Exercise requirements: Reproduce each of the following lines word for word, keeping their order unchanged.

Data items:
[BEGIN]

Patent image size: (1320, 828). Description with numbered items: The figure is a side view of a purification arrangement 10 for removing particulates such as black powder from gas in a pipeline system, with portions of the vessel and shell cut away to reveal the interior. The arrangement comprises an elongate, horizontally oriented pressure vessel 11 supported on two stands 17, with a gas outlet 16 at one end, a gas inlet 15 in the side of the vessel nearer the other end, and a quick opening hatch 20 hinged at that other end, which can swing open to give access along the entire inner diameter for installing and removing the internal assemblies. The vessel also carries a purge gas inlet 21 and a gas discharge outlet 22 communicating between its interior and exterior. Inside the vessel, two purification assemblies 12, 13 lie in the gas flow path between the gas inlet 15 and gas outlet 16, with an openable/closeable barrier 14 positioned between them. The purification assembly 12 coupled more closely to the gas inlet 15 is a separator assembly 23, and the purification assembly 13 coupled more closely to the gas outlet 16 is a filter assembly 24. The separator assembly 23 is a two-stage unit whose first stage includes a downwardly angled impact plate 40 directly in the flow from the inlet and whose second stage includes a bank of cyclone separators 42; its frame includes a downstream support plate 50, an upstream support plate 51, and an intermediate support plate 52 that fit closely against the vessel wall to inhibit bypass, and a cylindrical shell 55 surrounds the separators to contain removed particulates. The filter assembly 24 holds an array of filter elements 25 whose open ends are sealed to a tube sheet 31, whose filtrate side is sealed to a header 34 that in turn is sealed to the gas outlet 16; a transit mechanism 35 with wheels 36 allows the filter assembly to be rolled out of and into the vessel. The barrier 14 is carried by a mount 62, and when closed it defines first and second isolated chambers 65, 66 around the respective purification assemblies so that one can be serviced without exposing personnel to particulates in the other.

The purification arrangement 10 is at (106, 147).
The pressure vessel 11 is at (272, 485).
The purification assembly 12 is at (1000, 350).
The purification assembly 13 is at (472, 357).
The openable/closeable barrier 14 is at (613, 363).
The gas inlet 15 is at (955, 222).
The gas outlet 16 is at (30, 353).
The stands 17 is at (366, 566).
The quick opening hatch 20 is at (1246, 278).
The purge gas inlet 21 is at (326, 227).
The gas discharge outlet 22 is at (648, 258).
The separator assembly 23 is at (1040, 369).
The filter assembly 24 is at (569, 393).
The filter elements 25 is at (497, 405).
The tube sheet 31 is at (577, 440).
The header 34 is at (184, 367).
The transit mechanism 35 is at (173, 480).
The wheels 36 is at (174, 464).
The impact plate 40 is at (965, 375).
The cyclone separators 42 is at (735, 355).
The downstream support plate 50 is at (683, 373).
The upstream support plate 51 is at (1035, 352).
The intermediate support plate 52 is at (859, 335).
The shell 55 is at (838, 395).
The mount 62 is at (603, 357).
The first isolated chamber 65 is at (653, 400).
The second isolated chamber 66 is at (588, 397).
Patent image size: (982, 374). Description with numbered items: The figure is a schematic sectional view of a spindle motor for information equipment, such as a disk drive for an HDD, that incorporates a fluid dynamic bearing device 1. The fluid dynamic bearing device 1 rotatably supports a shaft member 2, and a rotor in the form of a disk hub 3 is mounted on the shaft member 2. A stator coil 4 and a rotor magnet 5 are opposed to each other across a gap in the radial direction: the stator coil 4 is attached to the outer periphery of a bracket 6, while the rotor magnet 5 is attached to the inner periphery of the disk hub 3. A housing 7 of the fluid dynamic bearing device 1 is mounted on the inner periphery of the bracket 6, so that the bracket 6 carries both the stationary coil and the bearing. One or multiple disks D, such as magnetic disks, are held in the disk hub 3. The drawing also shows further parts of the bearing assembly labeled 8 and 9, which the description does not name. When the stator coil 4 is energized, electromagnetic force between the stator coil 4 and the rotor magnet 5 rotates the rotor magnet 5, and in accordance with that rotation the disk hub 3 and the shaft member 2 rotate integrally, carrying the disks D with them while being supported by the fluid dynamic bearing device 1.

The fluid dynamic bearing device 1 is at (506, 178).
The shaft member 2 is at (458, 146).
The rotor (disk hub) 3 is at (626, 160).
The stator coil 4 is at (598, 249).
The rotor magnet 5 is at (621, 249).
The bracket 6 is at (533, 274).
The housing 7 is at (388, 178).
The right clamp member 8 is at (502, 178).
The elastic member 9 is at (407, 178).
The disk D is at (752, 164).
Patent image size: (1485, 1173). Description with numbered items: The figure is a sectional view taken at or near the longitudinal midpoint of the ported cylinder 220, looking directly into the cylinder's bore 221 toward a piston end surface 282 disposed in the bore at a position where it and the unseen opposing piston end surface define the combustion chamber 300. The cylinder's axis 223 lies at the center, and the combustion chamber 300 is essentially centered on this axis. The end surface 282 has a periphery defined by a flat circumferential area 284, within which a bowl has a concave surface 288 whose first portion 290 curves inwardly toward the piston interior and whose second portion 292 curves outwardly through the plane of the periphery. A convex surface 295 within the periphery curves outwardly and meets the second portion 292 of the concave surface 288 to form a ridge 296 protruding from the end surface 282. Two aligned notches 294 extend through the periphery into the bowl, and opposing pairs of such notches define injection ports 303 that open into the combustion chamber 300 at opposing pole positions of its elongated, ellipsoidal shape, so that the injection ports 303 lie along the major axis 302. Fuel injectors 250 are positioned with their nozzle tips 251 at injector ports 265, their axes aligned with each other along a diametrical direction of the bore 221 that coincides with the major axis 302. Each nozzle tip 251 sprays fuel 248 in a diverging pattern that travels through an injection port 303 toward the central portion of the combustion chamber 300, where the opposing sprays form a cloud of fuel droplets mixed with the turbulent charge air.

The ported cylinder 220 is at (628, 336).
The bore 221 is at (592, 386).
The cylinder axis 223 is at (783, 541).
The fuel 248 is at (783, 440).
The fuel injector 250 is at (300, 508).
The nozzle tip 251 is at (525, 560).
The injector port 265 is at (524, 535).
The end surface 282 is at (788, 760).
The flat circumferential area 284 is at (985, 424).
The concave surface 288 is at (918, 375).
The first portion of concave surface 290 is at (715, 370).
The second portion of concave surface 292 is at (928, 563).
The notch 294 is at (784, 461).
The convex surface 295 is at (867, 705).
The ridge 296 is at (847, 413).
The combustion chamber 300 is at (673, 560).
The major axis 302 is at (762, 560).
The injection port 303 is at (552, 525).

[END]

The output:
Patent image size: (1320, 828). Description with numbered items: The figure is a side view of a purification arrangement 10 for removing particulates such as black powder from gas in a pipeline system, with portions of the vessel and shell cut away to reveal the interior. The arrangement comprises an elongate, horizontally oriented pressure vessel 11 supported on two stands 17, with a gas outlet 16 at one end, a gas inlet 15 in the side of the vessel nearer the other end, and a quick opening hatch 20 hinged at that other end, which can swing open to give access along the entire inner diameter for installing and removing the internal assemblies. The vessel also carries a purge gas inlet 21 and a gas discharge outlet 22 communicating between its interior and exterior. Inside the vessel, two purification assemblies 12, 13 lie in the gas flow path between the gas inlet 15 and gas outlet 16, with an openable/closeable barrier 14 positioned between them. The purification assembly 12 coupled more closely to the gas inlet 15 is a separator assembly 23, and the purification assembly 13 coupled more closely to the gas outlet 16 is a filter assembly 24. The separator assembly 23 is a two-stage unit whose first stage includes a downwardly angled impact plate 40 directly in the flow from the inlet and whose second stage includes a bank of cyclone separators 42; its frame includes a downstream support plate 50, an upstream support plate 51, and an intermediate support plate 52 that fit closely against the vessel wall to inhibit bypass, and a cylindrical shell 55 surrounds the separators to contain removed particulates. The filter assembly 24 holds an array of filter elements 25 whose open ends are sealed to a tube sheet 31, whose filtrate side is sealed to a header 34 that in turn is sealed to the gas outlet 16; a transit mechanism 35 with wheels 36 allows the filter assembly to be rolled out of and into the vessel. The barrier 14 is carried by a mount 62, and when closed it defines first and second isolated chambers 65, 66 around the respective purification assemblies so that one can be serviced without exposing personnel to particulates in the other.

The purification arrangement 10 is at (106, 147).
The pressure vessel 11 is at (272, 485).
The purification assembly 12 is at (1000, 350).
The purification assembly 13 is at (472, 357).
The openable/closeable barrier 14 is at (613, 363).
The gas inlet 15 is at (955, 222).
The gas outlet 16 is at (30, 353).
The stands 17 is at (366, 566).
The quick opening hatch 20 is at (1246, 278).
The purge gas inlet 21 is at (326, 227).
The gas discharge outlet 22 is at (648, 258).
The separator assembly 23 is at (1040, 369).
The filter assembly 24 is at (569, 393).
The filter elements 25 is at (497, 405).
The tube sheet 31 is at (577, 440).
The header 34 is at (184, 367).
The transit mechanism 35 is at (173, 480).
The wheels 36 is at (174, 464).
The impact plate 40 is at (965, 375).
The cyclone separators 42 is at (735, 355).
The downstream support plate 50 is at (683, 373).
The upstream support plate 51 is at (1035, 352).
The intermediate support plate 52 is at (859, 335).
The shell 55 is at (838, 395).
The mount 62 is at (603, 357).
The first isolated chamber 65 is at (653, 400).
The second isolated chamber 66 is at (588, 397).
Patent image size: (982, 374). Description with numbered items: The figure is a schematic sectional view of a spindle motor for information equipment, such as a disk drive for an HDD, that incorporates a fluid dynamic bearing device 1. The fluid dynamic bearing device 1 rotatably supports a shaft member 2, and a rotor in the form of a disk hub 3 is mounted on the shaft member 2. A stator coil 4 and a rotor magnet 5 are opposed to each other across a gap in the radial direction: the stator coil 4 is attached to the outer periphery of a bracket 6, while the rotor magnet 5 is attached to the inner periphery of the disk hub 3. A housing 7 of the fluid dynamic bearing device 1 is mounted on the inner periphery of the bracket 6, so that the bracket 6 carries both the stationary coil and the bearing. One or multiple disks D, such as magnetic disks, are held in the disk hub 3. The drawing also shows further parts of the bearing assembly labeled 8 and 9, which the description does not name. When the stator coil 4 is energized, electromagnetic force between the stator coil 4 and the rotor magnet 5 rotates the rotor magnet 5, and in accordance with that rotation the disk hub 3 and the shaft member 2 rotate integrally, carrying the disks D with them while being supported by the fluid dynamic bearing device 1.

The fluid dynamic bearing device 1 is at (506, 178).
The shaft member 2 is at (458, 146).
The rotor (disk hub) 3 is at (626, 160).
The stator coil 4 is at (598, 249).
The rotor magnet 5 is at (621, 249).
The bracket 6 is at (533, 274).
The housing 7 is at (388, 178).
The right clamp member 8 is at (502, 178).
The elastic member 9 is at (407, 178).
The disk D is at (752, 164).
Patent image size: (1485, 1173). Description with numbered items: The figure is a sectional view taken at or near the longitudinal midpoint of the ported cylinder 220, looking directly into the cylinder's bore 221 toward a piston end surface 282 disposed in the bore at a position where it and the unseen opposing piston end surface define the combustion chamber 300. The cylinder's axis 223 lies at the center, and the combustion chamber 300 is essentially centered on this axis. The end surface 282 has a periphery defined by a flat circumferential area 284, within which a bowl has a concave surface 288 whose first portion 290 curves inwardly toward the piston interior and whose second portion 292 curves outwardly through the plane of the periphery. A convex surface 295 within the periphery curves outwardly and meets the second portion 292 of the concave surface 288 to form a ridge 296 protruding from the end surface 282. Two aligned notches 294 extend through the periphery into the bowl, and opposing pairs of such notches define injection ports 303 that open into the combustion chamber 300 at opposing pole positions of its elongated, ellipsoidal shape, so that the injection ports 303 lie along the major axis 302. Fuel injectors 250 are positioned with their nozzle tips 251 at injector ports 265, their axes aligned with each other along a diametrical direction of the bore 221 that coincides with the major axis 302. Each nozzle tip 251 sprays fuel 248 in a diverging pattern that travels through an injection port 303 toward the central portion of the combustion chamber 300, where the opposing sprays form a cloud of fuel droplets mixed with the turbulent charge air.

The ported cylinder 220 is at (628, 336).
The bore 221 is at (592, 386).
The cylinder axis 223 is at (783, 541).
The fuel 248 is at (783, 440).
The fuel injector 250 is at (300, 508).
The nozzle tip 251 is at (525, 560).
The injector port 265 is at (524, 535).
The end surface 282 is at (788, 760).
The flat circumferential area 284 is at (985, 424).
The concave surface 288 is at (918, 375).
The first portion of concave surface 290 is at (715, 370).
The second portion of concave surface 292 is at (928, 563).
The notch 294 is at (784, 461).
The convex surface 295 is at (867, 705).
The ridge 296 is at (847, 413).
The combustion chamber 300 is at (673, 560).
The major axis 302 is at (762, 560).
The injection port 303 is at (552, 525).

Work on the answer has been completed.